Go through the entries below and collect each line with the string "annotation" in it.

[Data entries]
# # # # #

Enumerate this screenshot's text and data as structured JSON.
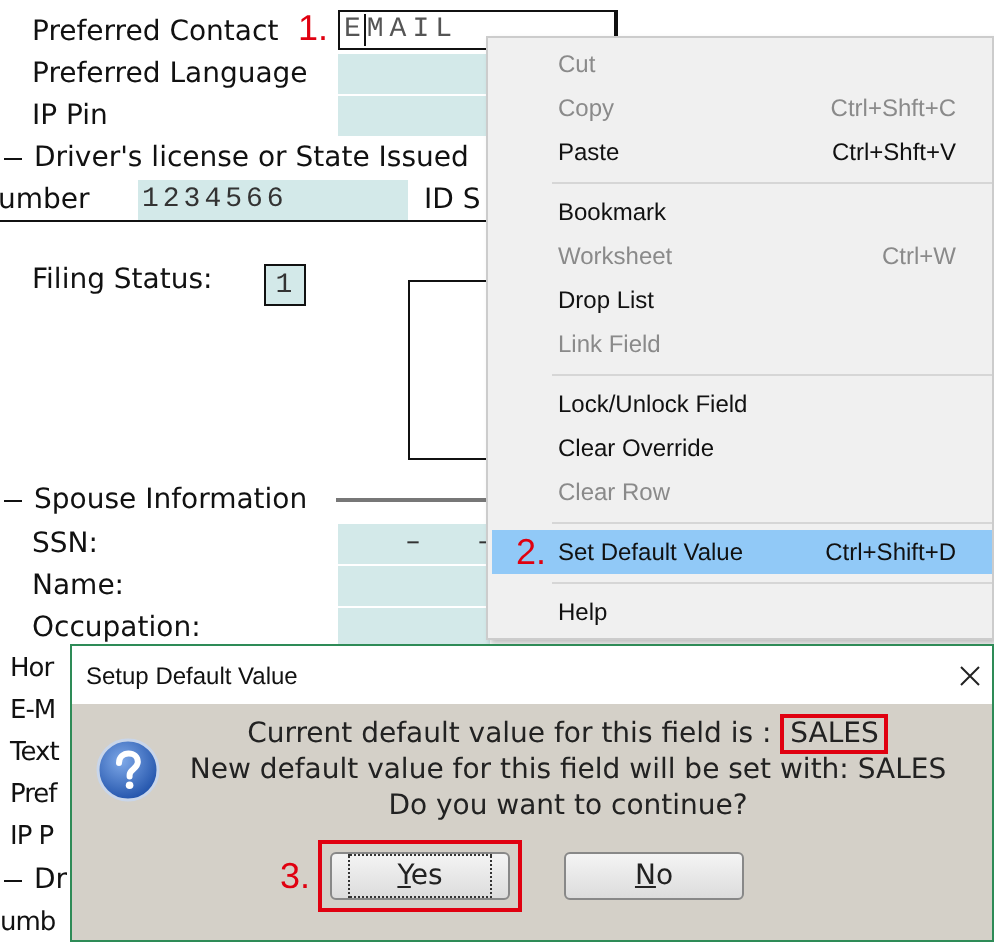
{
  "form": {
    "rows": [
      {
        "kind": "field",
        "label": "Preferred Contact",
        "value": "EMAIL",
        "focused": true,
        "annotation": "1."
      },
      {
        "kind": "field",
        "label": "Preferred Language",
        "focused": false
      },
      {
        "kind": "field",
        "label": "IP Pin",
        "focused": false
      },
      {
        "kind": "section",
        "label": "Driver's license or State Issued"
      },
      {
        "kind": "id",
        "label": "umber",
        "value": "1234566",
        "label_2": "ID S"
      },
      {
        "kind": "filing",
        "label": "Filing Status:",
        "value": "1"
      },
      {
        "kind": "section",
        "label": "Spouse Information"
      },
      {
        "kind": "field",
        "label": "SSN:",
        "focused": false,
        "value_parts": [
          "–",
          "–"
        ]
      },
      {
        "kind": "field",
        "label": "Name:",
        "focused": false
      },
      {
        "kind": "field",
        "label": "Occupation:",
        "focused": false
      },
      {
        "kind": "label",
        "label": "Hor"
      },
      {
        "kind": "label",
        "label": "E-M"
      },
      {
        "kind": "label",
        "label": "Text"
      },
      {
        "kind": "label",
        "label": "Pref"
      },
      {
        "kind": "label",
        "label": "IP P"
      },
      {
        "kind": "section",
        "label": "Dr"
      },
      {
        "kind": "cut_label",
        "label": "umb"
      }
    ]
  },
  "context_menu": {
    "items": [
      {
        "kind": "item",
        "label": "Cut",
        "disabled": true,
        "selected": false
      },
      {
        "kind": "item",
        "label": "Copy",
        "shortcut": "Ctrl+Shft+C",
        "disabled": true,
        "selected": false
      },
      {
        "kind": "item",
        "label": "Paste",
        "shortcut": "Ctrl+Shft+V",
        "disabled": false,
        "selected": false
      },
      {
        "kind": "separator"
      },
      {
        "kind": "item",
        "label": "Bookmark",
        "disabled": false,
        "selected": false
      },
      {
        "kind": "item",
        "label": "Worksheet",
        "shortcut": "Ctrl+W",
        "disabled": true,
        "selected": false
      },
      {
        "kind": "item",
        "label": "Drop List",
        "disabled": false,
        "selected": false
      },
      {
        "kind": "item",
        "label": "Link Field",
        "disabled": true,
        "selected": false
      },
      {
        "kind": "separator"
      },
      {
        "kind": "item",
        "label": "Lock/Unlock Field",
        "disabled": false,
        "selected": false
      },
      {
        "kind": "item",
        "label": "Clear Override",
        "disabled": false,
        "selected": false
      },
      {
        "kind": "item",
        "label": "Clear Row",
        "disabled": true,
        "selected": false
      },
      {
        "kind": "separator"
      },
      {
        "kind": "item",
        "label": "Set Default Value",
        "shortcut": "Ctrl+Shift+D",
        "disabled": false,
        "selected": true,
        "annotation": "2."
      },
      {
        "kind": "separator"
      },
      {
        "kind": "item",
        "label": "Help",
        "disabled": false,
        "selected": false
      }
    ]
  },
  "dialog": {
    "title": "Setup Default Value",
    "message": [
      {
        "text": "Current default value for this field is :",
        "value": "SALES",
        "marked": true
      },
      {
        "text": "New default value for this field will be set with: SALES"
      },
      {
        "text": "Do you want to continue?"
      }
    ],
    "buttons": [
      {
        "label": "Yes",
        "focused": true,
        "marked": true,
        "annotation": "3."
      },
      {
        "label": "No",
        "focused": false,
        "marked": false
      }
    ]
  }
}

# # # # #

**ANSWER BELOW:**
        "annotation": "1."
        "annotation": "2."
        "annotation": "3."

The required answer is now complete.